▶ _Your task_
According to the passage about the 9th Circuit and the Supreme Court, which justice sat on the 9th Circuit for many years?

▶ _Source_
━━━━━━━━━━━━━━━━

Moreover, the Supreme Court keeps a more watchful eye on the 9th Circuit. Many 9th Circuit rulings that get reversed would slip under the Supreme Court’s radar if they came from other courts. Part of the reason for that is personal. Almost half of the Supreme Court justices have close personal ties to the circuit. Justice Anthony M. Kennedy, who hails from Sacramento, sat on the 9th Circuit for many years; both Chief Justice William H. Rehnquist and Justice Sandra Day O’Connor come from and practiced in Arizona, and each has acted as the 9th Circuit’s liaison to the Supreme Court; and Justice Stephen G. Breyer grew up in the West and has a brother who is a federal trial judge in the 9th Circuit.

Finally, I think many of the reversals by the Supreme Court reflect not a disobedience on the part of the 9th Circuit -- an unwillingness to abide by Supreme Court directives -- but rather a reluctance to take the next step that the Supreme Court probably will take, but has not yet taken. Where many other circuits may be trying to anticipate what the Supreme Court will think next, the 9th Circuit judges seem to ask only what it has already said. And if the high court has not yet spoken directly on the issue, the 9th Circuit tends to follow its own reasoning.

━━━━━━━━━━━━━━━━

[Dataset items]
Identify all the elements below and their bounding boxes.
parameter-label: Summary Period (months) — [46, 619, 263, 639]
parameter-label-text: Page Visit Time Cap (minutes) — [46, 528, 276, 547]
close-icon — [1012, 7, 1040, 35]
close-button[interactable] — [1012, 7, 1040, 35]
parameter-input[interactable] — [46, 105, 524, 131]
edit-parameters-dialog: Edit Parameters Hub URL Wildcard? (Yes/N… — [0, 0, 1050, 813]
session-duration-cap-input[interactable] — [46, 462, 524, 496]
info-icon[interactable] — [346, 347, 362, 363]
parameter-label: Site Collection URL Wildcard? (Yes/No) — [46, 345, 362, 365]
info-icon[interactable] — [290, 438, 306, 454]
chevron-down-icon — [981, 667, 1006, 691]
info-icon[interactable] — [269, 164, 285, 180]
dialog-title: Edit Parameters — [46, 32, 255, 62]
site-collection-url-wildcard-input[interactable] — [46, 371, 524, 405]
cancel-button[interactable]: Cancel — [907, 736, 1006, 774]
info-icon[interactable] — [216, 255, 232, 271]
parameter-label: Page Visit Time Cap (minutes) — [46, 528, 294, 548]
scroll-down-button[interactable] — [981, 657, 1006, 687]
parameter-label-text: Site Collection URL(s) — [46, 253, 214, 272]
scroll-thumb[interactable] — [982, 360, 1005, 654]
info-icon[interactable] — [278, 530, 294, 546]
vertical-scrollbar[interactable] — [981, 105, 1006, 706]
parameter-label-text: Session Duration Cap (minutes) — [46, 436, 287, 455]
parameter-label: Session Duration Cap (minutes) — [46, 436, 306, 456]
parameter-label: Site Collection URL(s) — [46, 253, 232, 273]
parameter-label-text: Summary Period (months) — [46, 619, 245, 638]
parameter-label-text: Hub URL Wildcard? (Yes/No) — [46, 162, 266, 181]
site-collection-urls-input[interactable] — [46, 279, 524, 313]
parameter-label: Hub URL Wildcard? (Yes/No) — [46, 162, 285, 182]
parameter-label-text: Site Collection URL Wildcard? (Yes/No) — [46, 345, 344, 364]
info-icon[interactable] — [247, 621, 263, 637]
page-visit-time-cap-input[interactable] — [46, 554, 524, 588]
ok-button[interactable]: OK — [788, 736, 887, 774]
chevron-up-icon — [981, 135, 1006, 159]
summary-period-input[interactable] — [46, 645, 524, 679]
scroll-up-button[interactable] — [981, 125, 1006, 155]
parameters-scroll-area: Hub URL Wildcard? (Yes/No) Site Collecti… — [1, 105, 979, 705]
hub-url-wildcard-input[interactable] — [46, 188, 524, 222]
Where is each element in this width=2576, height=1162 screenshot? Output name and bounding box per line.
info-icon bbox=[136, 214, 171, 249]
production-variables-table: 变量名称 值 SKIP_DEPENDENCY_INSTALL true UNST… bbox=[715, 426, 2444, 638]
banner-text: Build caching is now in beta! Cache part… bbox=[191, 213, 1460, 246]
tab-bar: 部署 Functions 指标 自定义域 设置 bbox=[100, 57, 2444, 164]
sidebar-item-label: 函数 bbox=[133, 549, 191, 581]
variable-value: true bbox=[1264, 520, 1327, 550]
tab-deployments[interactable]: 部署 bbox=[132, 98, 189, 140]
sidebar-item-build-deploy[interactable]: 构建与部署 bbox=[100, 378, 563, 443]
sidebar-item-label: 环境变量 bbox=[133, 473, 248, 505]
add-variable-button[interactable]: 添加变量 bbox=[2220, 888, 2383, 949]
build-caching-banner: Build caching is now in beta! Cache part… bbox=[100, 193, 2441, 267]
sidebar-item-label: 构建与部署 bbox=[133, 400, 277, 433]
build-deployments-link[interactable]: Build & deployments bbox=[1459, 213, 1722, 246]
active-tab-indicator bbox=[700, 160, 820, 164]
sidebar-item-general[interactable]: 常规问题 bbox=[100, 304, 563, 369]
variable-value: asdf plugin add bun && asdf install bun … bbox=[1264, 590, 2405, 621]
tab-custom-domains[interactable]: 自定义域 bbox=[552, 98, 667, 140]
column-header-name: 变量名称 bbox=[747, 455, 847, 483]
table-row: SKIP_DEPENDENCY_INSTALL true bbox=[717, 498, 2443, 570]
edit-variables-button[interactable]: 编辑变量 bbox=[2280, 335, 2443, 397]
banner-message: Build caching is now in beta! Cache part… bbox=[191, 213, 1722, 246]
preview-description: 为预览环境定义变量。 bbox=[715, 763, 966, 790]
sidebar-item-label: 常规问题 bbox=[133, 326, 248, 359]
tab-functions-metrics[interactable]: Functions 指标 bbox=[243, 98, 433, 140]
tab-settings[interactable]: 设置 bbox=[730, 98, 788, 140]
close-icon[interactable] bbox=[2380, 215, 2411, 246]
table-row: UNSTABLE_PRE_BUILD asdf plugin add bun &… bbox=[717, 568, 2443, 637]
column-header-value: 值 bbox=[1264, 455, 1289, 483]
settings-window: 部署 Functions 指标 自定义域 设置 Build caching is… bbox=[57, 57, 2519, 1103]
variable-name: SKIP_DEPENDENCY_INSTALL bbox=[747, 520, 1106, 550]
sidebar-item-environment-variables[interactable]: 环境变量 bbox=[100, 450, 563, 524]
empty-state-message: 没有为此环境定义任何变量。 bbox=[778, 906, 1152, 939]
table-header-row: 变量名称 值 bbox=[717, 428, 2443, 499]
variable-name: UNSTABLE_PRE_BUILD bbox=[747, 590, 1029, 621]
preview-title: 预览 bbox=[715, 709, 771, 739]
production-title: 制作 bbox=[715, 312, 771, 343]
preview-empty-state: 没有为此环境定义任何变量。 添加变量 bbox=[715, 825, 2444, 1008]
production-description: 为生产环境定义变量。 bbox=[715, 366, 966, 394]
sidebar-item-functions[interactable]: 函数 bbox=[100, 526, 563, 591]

━━━━━━━━━━━━━━━━

▶ _Exercise answer_
Justice Anthony M. Kennedy